#### [EXERCISE DIRECTIONS]
Go through the records below line by line, counting those that contain the word "these"; answer with the count only.

#### [RECORDS SUPPLIED]
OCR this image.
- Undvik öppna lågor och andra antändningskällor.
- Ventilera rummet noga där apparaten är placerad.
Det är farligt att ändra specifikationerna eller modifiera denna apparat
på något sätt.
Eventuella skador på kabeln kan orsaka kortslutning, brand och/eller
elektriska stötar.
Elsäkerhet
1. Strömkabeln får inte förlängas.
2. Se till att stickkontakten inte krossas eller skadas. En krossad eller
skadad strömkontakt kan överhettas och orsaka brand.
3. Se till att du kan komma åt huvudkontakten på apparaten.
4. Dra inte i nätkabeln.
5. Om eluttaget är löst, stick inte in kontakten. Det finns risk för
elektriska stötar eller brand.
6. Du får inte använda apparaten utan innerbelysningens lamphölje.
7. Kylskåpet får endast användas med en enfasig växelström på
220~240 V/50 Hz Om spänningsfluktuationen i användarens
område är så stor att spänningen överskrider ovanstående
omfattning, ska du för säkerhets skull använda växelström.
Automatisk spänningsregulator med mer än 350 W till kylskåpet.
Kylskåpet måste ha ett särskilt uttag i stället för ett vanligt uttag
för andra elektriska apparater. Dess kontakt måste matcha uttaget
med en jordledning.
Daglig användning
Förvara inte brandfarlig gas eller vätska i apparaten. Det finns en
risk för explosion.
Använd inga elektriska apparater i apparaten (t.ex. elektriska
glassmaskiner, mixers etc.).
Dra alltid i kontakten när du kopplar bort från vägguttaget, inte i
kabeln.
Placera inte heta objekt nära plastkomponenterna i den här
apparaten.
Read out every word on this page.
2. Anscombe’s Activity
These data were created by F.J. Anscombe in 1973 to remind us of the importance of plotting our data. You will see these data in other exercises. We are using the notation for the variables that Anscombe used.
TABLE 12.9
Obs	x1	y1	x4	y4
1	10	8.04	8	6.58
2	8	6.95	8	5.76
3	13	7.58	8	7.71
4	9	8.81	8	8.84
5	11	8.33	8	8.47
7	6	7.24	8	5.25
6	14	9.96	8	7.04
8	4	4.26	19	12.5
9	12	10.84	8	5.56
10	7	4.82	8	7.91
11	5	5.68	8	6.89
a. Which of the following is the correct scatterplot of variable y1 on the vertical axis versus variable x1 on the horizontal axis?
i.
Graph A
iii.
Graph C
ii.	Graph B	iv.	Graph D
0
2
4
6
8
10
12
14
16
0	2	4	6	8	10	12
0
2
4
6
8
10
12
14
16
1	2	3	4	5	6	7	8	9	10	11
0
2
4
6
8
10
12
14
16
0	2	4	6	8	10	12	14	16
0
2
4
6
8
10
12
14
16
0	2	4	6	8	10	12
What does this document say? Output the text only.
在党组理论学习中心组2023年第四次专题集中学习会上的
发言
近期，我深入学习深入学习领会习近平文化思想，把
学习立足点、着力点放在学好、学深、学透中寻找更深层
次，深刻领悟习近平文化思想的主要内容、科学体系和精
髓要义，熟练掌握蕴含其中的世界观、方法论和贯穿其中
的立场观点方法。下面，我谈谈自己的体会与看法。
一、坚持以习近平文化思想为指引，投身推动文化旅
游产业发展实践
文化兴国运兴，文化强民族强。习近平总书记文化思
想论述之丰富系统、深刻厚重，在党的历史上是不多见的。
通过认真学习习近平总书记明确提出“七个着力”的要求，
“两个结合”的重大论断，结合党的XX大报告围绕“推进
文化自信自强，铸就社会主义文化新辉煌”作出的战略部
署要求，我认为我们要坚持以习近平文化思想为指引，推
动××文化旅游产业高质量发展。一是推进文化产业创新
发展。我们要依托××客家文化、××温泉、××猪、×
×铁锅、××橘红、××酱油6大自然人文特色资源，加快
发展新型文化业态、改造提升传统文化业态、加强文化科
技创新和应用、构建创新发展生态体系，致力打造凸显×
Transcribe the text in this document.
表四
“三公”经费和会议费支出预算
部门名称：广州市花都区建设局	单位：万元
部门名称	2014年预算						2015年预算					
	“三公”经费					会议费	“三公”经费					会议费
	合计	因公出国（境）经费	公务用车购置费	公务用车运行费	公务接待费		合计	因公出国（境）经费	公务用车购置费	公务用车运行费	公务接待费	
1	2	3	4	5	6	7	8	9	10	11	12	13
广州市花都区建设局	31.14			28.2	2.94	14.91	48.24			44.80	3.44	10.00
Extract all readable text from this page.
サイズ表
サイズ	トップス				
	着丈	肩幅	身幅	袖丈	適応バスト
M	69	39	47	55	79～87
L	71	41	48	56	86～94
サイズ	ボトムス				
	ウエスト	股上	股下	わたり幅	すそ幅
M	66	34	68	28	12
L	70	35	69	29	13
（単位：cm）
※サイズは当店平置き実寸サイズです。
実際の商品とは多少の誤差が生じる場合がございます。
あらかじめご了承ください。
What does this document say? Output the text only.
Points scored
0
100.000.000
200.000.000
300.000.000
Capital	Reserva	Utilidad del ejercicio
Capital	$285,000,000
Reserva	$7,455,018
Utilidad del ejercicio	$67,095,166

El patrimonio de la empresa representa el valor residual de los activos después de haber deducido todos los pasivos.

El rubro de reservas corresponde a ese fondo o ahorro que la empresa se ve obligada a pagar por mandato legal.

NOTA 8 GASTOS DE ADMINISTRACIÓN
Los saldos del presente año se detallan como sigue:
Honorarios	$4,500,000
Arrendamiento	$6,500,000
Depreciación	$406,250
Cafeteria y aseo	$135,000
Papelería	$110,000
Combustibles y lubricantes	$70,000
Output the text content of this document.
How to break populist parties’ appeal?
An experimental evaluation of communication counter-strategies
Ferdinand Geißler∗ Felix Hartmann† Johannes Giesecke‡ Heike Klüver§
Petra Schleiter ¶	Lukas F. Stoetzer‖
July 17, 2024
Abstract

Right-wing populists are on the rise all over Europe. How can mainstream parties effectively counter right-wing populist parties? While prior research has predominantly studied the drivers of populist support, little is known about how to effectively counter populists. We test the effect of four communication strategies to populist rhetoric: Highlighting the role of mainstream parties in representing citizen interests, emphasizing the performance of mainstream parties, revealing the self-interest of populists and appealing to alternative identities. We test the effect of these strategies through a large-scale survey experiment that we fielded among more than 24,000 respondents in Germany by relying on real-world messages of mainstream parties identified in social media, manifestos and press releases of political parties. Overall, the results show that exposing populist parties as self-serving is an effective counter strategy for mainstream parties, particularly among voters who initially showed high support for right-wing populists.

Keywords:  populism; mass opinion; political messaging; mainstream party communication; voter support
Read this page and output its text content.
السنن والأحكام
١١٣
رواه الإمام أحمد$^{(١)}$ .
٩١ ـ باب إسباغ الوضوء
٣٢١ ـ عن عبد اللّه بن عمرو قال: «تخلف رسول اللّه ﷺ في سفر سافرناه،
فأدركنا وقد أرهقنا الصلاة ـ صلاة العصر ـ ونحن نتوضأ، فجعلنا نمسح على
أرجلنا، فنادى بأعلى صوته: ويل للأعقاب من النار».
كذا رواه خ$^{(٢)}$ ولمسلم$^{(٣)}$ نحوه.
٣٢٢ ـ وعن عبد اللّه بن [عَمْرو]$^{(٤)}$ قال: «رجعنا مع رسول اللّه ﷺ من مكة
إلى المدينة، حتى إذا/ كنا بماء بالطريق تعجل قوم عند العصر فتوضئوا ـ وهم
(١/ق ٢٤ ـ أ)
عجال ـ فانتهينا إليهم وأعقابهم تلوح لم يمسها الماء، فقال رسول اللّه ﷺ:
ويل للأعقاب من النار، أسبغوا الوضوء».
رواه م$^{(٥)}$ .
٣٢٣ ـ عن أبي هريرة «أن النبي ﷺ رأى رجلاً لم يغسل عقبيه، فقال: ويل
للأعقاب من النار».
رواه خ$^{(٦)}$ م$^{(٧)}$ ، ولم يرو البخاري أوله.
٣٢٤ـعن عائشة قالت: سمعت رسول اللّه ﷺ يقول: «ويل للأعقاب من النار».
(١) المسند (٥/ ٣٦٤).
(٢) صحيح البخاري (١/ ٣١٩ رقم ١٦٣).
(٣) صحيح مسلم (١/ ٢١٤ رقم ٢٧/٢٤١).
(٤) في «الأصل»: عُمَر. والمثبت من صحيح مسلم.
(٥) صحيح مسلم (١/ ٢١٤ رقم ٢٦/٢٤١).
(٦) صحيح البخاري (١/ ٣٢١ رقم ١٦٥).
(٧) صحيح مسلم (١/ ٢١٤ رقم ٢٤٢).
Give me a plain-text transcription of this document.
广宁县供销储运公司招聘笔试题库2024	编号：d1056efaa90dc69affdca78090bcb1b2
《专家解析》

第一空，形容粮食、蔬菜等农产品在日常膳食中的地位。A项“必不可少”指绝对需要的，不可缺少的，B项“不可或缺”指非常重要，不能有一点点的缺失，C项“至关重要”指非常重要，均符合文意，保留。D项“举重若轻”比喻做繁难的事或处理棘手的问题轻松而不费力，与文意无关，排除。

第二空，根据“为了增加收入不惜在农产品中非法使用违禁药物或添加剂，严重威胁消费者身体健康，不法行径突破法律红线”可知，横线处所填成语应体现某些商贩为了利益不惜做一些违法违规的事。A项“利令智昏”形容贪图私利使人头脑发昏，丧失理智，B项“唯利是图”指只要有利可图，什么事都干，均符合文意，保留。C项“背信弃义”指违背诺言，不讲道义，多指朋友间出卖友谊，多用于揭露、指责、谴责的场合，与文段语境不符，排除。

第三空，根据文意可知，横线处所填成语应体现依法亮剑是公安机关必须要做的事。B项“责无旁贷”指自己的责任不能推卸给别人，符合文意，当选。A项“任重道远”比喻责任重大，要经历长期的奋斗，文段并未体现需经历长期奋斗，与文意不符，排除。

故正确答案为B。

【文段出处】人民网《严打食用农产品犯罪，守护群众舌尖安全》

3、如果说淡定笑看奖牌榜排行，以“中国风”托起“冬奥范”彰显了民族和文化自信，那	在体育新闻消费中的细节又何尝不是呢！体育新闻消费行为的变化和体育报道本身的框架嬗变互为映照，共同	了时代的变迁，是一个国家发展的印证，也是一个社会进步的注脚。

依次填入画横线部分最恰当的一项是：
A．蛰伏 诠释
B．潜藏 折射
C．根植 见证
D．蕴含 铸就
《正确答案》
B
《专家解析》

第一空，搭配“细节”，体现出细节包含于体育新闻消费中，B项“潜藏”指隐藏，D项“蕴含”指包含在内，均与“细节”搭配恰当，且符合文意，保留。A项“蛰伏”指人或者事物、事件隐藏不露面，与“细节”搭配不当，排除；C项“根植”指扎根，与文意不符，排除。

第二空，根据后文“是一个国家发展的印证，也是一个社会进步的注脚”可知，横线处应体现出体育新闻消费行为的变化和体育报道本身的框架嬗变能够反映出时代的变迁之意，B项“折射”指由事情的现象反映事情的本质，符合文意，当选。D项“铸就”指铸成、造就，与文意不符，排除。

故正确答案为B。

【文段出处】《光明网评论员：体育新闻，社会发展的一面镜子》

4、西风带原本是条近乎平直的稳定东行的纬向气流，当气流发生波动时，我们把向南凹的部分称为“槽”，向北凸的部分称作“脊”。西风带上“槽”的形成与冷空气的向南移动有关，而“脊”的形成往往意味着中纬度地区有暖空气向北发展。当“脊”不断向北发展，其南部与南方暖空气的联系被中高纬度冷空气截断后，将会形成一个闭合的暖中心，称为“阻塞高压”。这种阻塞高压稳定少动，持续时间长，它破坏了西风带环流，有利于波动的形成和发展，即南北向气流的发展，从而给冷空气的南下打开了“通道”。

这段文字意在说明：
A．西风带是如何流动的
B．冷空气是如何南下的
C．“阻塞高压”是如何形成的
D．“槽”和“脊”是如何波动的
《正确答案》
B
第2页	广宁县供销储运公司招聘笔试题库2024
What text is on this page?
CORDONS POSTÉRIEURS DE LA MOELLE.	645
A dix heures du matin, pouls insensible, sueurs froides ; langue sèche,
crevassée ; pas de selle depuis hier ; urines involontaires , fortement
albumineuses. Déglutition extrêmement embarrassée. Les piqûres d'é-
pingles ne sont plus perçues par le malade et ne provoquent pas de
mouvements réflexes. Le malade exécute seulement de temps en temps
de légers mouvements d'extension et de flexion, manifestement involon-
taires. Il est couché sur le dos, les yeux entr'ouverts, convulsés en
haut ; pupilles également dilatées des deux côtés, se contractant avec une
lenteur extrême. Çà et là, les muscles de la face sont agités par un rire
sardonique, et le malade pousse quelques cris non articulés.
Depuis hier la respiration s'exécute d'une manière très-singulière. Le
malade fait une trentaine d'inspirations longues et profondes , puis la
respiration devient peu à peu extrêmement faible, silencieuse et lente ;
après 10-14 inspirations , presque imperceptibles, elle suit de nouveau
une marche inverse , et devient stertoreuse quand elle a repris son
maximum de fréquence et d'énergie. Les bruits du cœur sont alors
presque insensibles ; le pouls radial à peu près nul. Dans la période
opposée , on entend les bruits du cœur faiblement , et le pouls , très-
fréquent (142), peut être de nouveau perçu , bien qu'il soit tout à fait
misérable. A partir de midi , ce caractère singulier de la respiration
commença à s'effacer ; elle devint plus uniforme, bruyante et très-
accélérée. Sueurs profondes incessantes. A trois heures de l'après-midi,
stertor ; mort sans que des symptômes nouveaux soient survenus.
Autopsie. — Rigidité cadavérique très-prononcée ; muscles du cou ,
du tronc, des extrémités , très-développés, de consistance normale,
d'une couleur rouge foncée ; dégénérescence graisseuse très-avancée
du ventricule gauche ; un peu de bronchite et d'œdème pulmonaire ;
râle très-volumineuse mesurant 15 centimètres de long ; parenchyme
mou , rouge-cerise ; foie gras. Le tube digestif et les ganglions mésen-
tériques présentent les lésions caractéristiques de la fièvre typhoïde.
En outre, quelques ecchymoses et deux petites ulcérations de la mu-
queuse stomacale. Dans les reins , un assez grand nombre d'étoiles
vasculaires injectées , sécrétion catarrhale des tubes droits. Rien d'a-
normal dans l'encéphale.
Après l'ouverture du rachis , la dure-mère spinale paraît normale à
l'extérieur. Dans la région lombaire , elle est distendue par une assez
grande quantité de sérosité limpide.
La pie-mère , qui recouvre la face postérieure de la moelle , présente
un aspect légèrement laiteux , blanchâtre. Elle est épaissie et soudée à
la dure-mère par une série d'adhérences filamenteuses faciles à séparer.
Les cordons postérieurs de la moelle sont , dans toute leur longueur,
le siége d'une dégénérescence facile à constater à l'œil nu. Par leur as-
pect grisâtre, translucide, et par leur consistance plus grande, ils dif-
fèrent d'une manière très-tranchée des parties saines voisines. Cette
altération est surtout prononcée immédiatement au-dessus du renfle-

#### [FINISHED EXERCISE]
2